## BEGIN Dataset
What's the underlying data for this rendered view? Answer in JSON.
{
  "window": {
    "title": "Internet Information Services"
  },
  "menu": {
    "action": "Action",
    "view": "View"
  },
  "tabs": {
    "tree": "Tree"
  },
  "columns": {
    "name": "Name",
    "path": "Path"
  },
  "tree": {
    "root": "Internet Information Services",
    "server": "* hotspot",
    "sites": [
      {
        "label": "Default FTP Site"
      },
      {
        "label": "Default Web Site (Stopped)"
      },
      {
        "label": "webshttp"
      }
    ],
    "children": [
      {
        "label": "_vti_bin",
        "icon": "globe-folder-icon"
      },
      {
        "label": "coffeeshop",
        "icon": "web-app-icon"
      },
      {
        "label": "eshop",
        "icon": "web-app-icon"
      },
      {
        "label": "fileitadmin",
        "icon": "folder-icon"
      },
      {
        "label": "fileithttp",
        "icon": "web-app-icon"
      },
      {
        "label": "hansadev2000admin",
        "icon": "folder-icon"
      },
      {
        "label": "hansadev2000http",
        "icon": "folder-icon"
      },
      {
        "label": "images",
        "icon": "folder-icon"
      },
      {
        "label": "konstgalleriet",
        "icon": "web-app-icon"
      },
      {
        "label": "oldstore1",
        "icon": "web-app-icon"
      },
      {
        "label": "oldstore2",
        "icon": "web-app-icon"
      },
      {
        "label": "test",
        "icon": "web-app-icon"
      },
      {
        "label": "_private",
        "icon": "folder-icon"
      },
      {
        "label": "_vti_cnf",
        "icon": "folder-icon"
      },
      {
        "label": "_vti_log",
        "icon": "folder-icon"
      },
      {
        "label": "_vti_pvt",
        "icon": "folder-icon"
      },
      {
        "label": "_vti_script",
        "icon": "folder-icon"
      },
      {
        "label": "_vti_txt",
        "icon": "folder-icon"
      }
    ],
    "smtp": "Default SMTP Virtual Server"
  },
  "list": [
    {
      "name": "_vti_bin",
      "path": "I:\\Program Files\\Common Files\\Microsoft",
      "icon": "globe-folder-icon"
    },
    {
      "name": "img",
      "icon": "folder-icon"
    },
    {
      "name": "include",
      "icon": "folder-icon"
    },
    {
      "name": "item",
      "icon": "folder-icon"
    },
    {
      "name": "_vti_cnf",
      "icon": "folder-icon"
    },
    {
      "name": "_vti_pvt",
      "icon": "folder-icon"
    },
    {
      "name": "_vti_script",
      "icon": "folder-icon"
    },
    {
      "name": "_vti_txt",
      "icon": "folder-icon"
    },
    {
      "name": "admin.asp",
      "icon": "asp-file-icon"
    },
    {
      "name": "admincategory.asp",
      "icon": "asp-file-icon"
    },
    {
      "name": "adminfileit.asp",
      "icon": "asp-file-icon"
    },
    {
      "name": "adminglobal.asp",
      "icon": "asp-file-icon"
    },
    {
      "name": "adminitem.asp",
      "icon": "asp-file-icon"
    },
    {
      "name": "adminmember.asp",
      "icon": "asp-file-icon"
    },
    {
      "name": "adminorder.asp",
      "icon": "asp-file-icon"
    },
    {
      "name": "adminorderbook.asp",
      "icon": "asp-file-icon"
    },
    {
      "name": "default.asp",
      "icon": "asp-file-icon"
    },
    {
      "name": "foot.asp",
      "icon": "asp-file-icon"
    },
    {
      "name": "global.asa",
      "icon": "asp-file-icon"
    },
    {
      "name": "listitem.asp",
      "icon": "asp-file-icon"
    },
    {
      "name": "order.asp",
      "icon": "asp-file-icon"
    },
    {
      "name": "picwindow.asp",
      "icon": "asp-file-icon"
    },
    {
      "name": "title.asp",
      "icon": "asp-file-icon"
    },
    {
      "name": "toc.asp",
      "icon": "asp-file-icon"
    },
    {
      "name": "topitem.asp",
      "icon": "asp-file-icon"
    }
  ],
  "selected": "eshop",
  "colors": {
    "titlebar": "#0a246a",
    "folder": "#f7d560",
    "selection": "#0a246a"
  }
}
## END Dataset
_Work to complete_
Give only the number of lines in the entries above that hold the string "path".

_Written response_
2